A faithful transcription of all the data is required.

________________________

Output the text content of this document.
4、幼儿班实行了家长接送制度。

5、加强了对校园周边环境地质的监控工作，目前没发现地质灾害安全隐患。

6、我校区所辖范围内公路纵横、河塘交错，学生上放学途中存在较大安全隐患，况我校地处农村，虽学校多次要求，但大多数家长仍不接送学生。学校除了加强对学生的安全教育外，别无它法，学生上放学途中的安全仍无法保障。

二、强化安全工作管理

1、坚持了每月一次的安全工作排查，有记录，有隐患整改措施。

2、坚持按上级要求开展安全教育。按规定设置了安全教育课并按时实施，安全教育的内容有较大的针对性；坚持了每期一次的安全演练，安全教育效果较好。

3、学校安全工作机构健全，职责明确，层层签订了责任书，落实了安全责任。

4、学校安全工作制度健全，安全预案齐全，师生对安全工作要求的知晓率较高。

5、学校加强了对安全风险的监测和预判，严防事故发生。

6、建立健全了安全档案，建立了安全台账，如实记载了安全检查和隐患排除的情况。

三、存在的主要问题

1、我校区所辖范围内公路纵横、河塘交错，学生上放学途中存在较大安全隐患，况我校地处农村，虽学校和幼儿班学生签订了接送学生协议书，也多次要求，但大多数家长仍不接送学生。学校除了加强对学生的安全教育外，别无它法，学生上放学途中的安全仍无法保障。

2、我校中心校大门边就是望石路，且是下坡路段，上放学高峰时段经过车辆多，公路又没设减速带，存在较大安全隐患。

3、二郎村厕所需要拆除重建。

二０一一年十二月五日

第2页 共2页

________________________

- Final result
Output the text content of this document.
4、幼儿班实行了家长接送制度。

5、加强了对校园周边环境地质的监控工作，目前没发现地质灾害安全隐患。

6、我校区所辖范围内公路纵横、河塘交错，学生上放学途中存在较大安全隐患，况我校地处农村，虽学校多次要求，但大多数家长仍不接送学生。学校除了加强对学生的安全教育外，别无它法，学生上放学途中的安全仍无法保障。

二、强化安全工作管理

1、坚持了每月一次的安全工作排查，有记录，有隐患整改措施。

2、坚持按上级要求开展安全教育。按规定设置了安全教育课并按时实施，安全教育的内容有较大的针对性；坚持了每期一次的安全演练，安全教育效果较好。

3、学校安全工作机构健全，职责明确，层层签订了责任书，落实了安全责任。

4、学校安全工作制度健全，安全预案齐全，师生对安全工作要求的知晓率较高。

5、学校加强了对安全风险的监测和预判，严防事故发生。

6、建立健全了安全档案，建立了安全台账，如实记载了安全检查和隐患排除的情况。

三、存在的主要问题

1、我校区所辖范围内公路纵横、河塘交错，学生上放学途中存在较大安全隐患，况我校地处农村，虽学校和幼儿班学生签订了接送学生协议书，也多次要求，但大多数家长仍不接送学生。学校除了加强对学生的安全教育外，别无它法，学生上放学途中的安全仍无法保障。

2、我校中心校大门边就是望石路，且是下坡路段，上放学高峰时段经过车辆多，公路又没设减速带，存在较大安全隐患。

3、二郎村厕所需要拆除重建。

二０一一年十二月五日

第2页 共2页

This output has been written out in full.